### [Description of the task]
Below are entries; tally how many lines hold the string "nihil" and answer with only that figure.

(Items listed in a dataset)
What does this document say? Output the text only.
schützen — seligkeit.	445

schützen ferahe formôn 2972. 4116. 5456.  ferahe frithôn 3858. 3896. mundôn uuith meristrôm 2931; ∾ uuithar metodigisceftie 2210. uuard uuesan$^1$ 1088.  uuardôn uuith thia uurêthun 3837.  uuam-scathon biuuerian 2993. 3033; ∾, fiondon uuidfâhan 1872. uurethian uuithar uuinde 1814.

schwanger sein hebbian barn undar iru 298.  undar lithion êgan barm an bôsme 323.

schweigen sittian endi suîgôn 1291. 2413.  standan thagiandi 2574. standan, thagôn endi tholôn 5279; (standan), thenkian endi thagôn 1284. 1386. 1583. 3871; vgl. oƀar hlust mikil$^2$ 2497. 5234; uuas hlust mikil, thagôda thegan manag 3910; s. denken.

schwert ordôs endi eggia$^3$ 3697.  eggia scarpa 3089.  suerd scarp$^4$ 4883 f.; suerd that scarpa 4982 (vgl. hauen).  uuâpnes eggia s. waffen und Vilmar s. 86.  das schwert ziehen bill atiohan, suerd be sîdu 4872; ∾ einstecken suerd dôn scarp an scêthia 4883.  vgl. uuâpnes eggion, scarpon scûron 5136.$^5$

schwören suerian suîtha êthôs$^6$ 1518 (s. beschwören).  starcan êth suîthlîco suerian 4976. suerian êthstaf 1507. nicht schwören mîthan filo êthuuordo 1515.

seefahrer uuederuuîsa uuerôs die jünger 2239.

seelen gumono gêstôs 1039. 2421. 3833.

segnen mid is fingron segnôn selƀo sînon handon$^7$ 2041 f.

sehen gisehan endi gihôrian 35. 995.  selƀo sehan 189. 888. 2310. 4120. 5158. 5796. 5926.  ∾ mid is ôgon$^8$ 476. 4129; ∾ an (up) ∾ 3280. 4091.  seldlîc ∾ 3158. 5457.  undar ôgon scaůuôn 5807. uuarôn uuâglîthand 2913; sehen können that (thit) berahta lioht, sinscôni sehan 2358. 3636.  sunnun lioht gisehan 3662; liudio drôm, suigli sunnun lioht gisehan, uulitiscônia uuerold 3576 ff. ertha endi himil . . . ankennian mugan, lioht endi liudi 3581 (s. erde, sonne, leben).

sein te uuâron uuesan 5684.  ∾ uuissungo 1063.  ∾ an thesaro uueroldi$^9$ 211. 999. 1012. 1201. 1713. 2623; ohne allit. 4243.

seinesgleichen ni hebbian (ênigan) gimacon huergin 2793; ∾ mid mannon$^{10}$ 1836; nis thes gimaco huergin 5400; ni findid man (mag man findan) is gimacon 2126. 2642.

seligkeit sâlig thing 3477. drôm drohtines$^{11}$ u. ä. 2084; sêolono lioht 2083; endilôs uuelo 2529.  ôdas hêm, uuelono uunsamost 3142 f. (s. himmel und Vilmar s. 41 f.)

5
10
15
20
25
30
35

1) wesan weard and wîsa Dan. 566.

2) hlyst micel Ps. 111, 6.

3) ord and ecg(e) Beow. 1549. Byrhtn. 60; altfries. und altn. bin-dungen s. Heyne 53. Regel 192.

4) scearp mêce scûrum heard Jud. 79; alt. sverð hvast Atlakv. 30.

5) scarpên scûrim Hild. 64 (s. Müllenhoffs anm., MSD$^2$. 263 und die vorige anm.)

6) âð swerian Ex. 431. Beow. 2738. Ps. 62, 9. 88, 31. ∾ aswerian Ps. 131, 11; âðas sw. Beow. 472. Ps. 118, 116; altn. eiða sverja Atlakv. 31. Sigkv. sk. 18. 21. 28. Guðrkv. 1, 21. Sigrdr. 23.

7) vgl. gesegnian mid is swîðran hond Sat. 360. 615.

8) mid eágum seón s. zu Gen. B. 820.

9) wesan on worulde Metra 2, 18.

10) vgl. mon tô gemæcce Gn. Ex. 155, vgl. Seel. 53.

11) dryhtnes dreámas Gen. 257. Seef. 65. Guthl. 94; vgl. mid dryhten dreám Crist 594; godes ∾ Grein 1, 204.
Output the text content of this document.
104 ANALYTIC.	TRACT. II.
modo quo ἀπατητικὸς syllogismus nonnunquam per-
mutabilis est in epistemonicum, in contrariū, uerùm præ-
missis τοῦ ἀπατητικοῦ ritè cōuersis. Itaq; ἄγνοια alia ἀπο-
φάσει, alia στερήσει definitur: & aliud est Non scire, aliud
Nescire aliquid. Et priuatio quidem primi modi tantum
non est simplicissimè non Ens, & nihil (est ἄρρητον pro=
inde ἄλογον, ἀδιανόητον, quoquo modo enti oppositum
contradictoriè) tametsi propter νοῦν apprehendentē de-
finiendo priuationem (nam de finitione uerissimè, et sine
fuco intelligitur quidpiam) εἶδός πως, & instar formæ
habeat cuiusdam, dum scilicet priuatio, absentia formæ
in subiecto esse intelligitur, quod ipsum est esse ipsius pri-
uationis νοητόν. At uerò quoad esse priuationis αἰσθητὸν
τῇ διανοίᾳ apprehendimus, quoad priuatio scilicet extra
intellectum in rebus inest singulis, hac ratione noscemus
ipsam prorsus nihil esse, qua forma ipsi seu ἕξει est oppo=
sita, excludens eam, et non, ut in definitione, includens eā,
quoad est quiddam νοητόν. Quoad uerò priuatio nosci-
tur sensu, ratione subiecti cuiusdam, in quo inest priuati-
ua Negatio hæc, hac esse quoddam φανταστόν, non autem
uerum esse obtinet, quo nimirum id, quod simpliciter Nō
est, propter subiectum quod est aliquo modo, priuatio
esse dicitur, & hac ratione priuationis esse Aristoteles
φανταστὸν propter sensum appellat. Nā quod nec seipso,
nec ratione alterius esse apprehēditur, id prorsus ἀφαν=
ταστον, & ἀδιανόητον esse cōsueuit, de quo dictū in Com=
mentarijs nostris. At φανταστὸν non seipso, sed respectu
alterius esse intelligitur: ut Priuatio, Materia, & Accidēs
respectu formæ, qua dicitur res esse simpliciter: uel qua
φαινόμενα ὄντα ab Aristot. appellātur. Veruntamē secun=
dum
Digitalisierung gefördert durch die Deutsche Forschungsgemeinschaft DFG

### [Exercise result]
2